## TASK INSTRUCTIONS
Write out the records beneath this line exactly as they appear, minus any images.

## start MATERIAL SHOWN

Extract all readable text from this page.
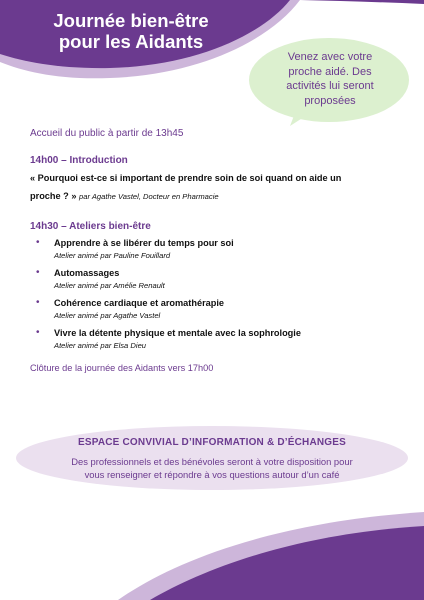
Journée bien-être
pour les Aidants
Venez avec votre
proche aidé. Des
activités lui seront
proposées

Accueil du public à partir de 13h45

14h00 – Introduction

« Pourquoi est-ce si important de prendre soin de soi quand on aide un
proche ? » par Agathe Vastel, Docteur en Pharmacie

14h30 – Ateliers bien-être

• Apprendre à se libérer du temps pour soi
Atelier animé par Pauline Fouillard
• Automassages
Atelier animé par Amélie Renault
• Cohérence cardiaque et aromathérapie
Atelier animé par Agathe Vastel
• Vivre la détente physique et mentale avec la sophrologie
Atelier animé par Elsa Dieu

Clôture de la journée des Aidants vers 17h00

ESPACE CONVIVIAL D’INFORMATION & D’ÉCHANGES
Des professionnels et des bénévoles seront à votre disposition pour
vous renseigner et répondre à vos questions autour d’un café
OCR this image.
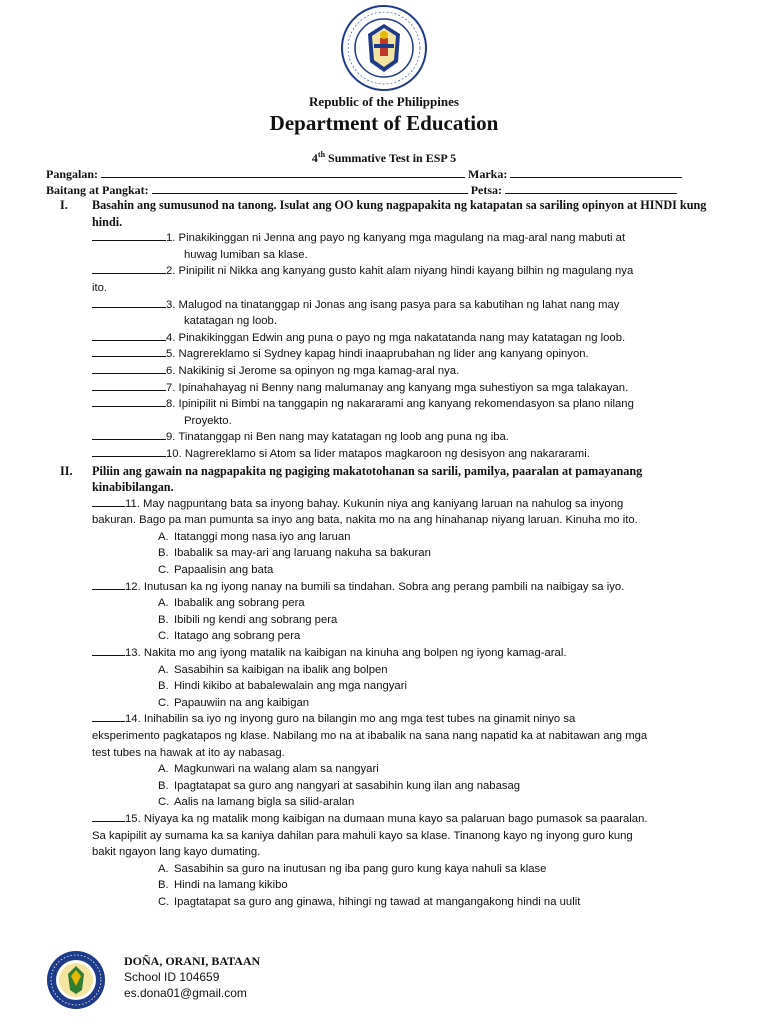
Republic of the Philippines
Department of Education
4th Summative Test in ESP 5
Pangalan:	Marka:
Baitang at Pangkat:	Petsa:
I. Basahin ang sumusunod na tanong. Isulat ang OO kung nagpapakita ng katapatan sa sariling opinyon at HINDI kung hindi.
1. Pinakikinggan ni Jenna ang payo ng kanyang mga magulang na mag-aral nang mabuti at
huwag lumiban sa klase.
2. Pinipilit ni Nikka ang kanyang gusto kahit alam niyang hindi kayang bilhin ng magulang nya
ito.
3. Malugod na tinatanggap ni Jonas ang isang pasya para sa kabutihan ng lahat nang may
katatagan ng loob.
4. Pinakikinggan Edwin ang puna o payo ng mga nakatatanda nang may katatagan ng loob.
5. Nagrereklamo si Sydney kapag hindi inaaprubahan ng lider ang kanyang opinyon.
6. Nakikinig si Jerome sa opinyon ng mga kamag-aral nya.
7. Ipinahahayag ni Benny nang malumanay ang kanyang mga suhestiyon sa mga talakayan.
8. Ipinipilit ni Bimbi na tanggapin ng nakararami ang kanyang rekomendasyon sa plano nilang
Proyekto.
9. Tinatanggap ni Ben nang may katatagan ng loob ang puna ng iba.
10. Nagrereklamo si Atom sa lider matapos magkaroon ng desisyon ang nakararami.
II. Piliin ang gawain na nagpapakita ng pagiging makatotohanan sa sarili, pamilya, paaralan at pamayanang kinabibilangan.
11. May nagpuntang bata sa inyong bahay. Kukunin niya ang kaniyang laruan na nahulog sa inyong
bakuran. Bago pa man pumunta sa inyo ang bata, nakita mo na ang hinahanap niyang laruan. Kinuha mo ito.
A. Itatanggi mong nasa iyo ang laruan
B. Ibabalik sa may-ari ang laruang nakuha sa bakuran
C. Papaalisin ang bata
12. Inutusan ka ng iyong nanay na bumili sa tindahan. Sobra ang perang pambili na naibigay sa iyo.
A. Ibabalik ang sobrang pera
B. Ibibili ng kendi ang sobrang pera
C. Itatago ang sobrang pera
13. Nakita mo ang iyong matalik na kaibigan na kinuha ang bolpen ng iyong kamag-aral.
A. Sasabihin sa kaibigan na ibalik ang bolpen
B. Hindi kikibo at babalewalain ang mga nangyari
C. Papauwiin na ang kaibigan
14. Inihabilin sa iyo ng inyong guro na bilangin mo ang mga test tubes na ginamit ninyo sa
eksperimento pagkatapos ng klase. Nabilang mo na at ibabalik na sana nang napatid ka at nabitawan ang mga
test tubes na hawak at ito ay nabasag.
A. Magkunwari na walang alam sa nangyari
B. Ipagtatapat sa guro ang nangyari at sasabihin kung ilan ang nabasag
C. Aalis na lamang bigla sa silid-aralan
15. Niyaya ka ng matalik mong kaibigan na dumaan muna kayo sa palaruan bago pumasok sa paaralan.
Sa kapipilit ay sumama ka sa kaniya dahilan para mahuli kayo sa klase. Tinanong kayo ng inyong guro kung
bakit ngayon lang kayo dumating.
A. Sasabihin sa guro na inutusan ng iba pang guro kung kaya nahuli sa klase
B. Hindi na lamang kikibo
C. Ipagtatapat sa guro ang ginawa, hihingi ng tawad at mangangakong hindi na uulit
DOÑA, ORANI, BATAAN
School ID 104659
es.dona01@gmail.com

## end MATERIAL SHOWN

## FINAL RESULT
Extract all readable text from this page.
Journée bien-être
pour les Aidants
Venez avec votre
proche aidé. Des
activités lui seront
proposées

Accueil du public à partir de 13h45

14h00 – Introduction

« Pourquoi est-ce si important de prendre soin de soi quand on aide un
proche ? » par Agathe Vastel, Docteur en Pharmacie

14h30 – Ateliers bien-être

• Apprendre à se libérer du temps pour soi
Atelier animé par Pauline Fouillard
• Automassages
Atelier animé par Amélie Renault
• Cohérence cardiaque et aromathérapie
Atelier animé par Agathe Vastel
• Vivre la détente physique et mentale avec la sophrologie
Atelier animé par Elsa Dieu

Clôture de la journée des Aidants vers 17h00

ESPACE CONVIVIAL D’INFORMATION & D’ÉCHANGES
Des professionnels et des bénévoles seront à votre disposition pour
vous renseigner et répondre à vos questions autour d’un café
OCR this image.
Republic of the Philippines
Department of Education
4th Summative Test in ESP 5
Pangalan:	Marka:
Baitang at Pangkat:	Petsa:
I. Basahin ang sumusunod na tanong. Isulat ang OO kung nagpapakita ng katapatan sa sariling opinyon at HINDI kung hindi.
1. Pinakikinggan ni Jenna ang payo ng kanyang mga magulang na mag-aral nang mabuti at
huwag lumiban sa klase.
2. Pinipilit ni Nikka ang kanyang gusto kahit alam niyang hindi kayang bilhin ng magulang nya
ito.
3. Malugod na tinatanggap ni Jonas ang isang pasya para sa kabutihan ng lahat nang may
katatagan ng loob.
4. Pinakikinggan Edwin ang puna o payo ng mga nakatatanda nang may katatagan ng loob.
5. Nagrereklamo si Sydney kapag hindi inaaprubahan ng lider ang kanyang opinyon.
6. Nakikinig si Jerome sa opinyon ng mga kamag-aral nya.
7. Ipinahahayag ni Benny nang malumanay ang kanyang mga suhestiyon sa mga talakayan.
8. Ipinipilit ni Bimbi na tanggapin ng nakararami ang kanyang rekomendasyon sa plano nilang
Proyekto.
9. Tinatanggap ni Ben nang may katatagan ng loob ang puna ng iba.
10. Nagrereklamo si Atom sa lider matapos magkaroon ng desisyon ang nakararami.
II. Piliin ang gawain na nagpapakita ng pagiging makatotohanan sa sarili, pamilya, paaralan at pamayanang kinabibilangan.
11. May nagpuntang bata sa inyong bahay. Kukunin niya ang kaniyang laruan na nahulog sa inyong
bakuran. Bago pa man pumunta sa inyo ang bata, nakita mo na ang hinahanap niyang laruan. Kinuha mo ito.
A. Itatanggi mong nasa iyo ang laruan
B. Ibabalik sa may-ari ang laruang nakuha sa bakuran
C. Papaalisin ang bata
12. Inutusan ka ng iyong nanay na bumili sa tindahan. Sobra ang perang pambili na naibigay sa iyo.
A. Ibabalik ang sobrang pera
B. Ibibili ng kendi ang sobrang pera
C. Itatago ang sobrang pera
13. Nakita mo ang iyong matalik na kaibigan na kinuha ang bolpen ng iyong kamag-aral.
A. Sasabihin sa kaibigan na ibalik ang bolpen
B. Hindi kikibo at babalewalain ang mga nangyari
C. Papauwiin na ang kaibigan
14. Inihabilin sa iyo ng inyong guro na bilangin mo ang mga test tubes na ginamit ninyo sa
eksperimento pagkatapos ng klase. Nabilang mo na at ibabalik na sana nang napatid ka at nabitawan ang mga
test tubes na hawak at ito ay nabasag.
A. Magkunwari na walang alam sa nangyari
B. Ipagtatapat sa guro ang nangyari at sasabihin kung ilan ang nabasag
C. Aalis na lamang bigla sa silid-aralan
15. Niyaya ka ng matalik mong kaibigan na dumaan muna kayo sa palaruan bago pumasok sa paaralan.
Sa kapipilit ay sumama ka sa kaniya dahilan para mahuli kayo sa klase. Tinanong kayo ng inyong guro kung
bakit ngayon lang kayo dumating.
A. Sasabihin sa guro na inutusan ng iba pang guro kung kaya nahuli sa klase
B. Hindi na lamang kikibo
C. Ipagtatapat sa guro ang ginawa, hihingi ng tawad at mangangakong hindi na uulit
DOÑA, ORANI, BATAAN
School ID 104659
es.dona01@gmail.com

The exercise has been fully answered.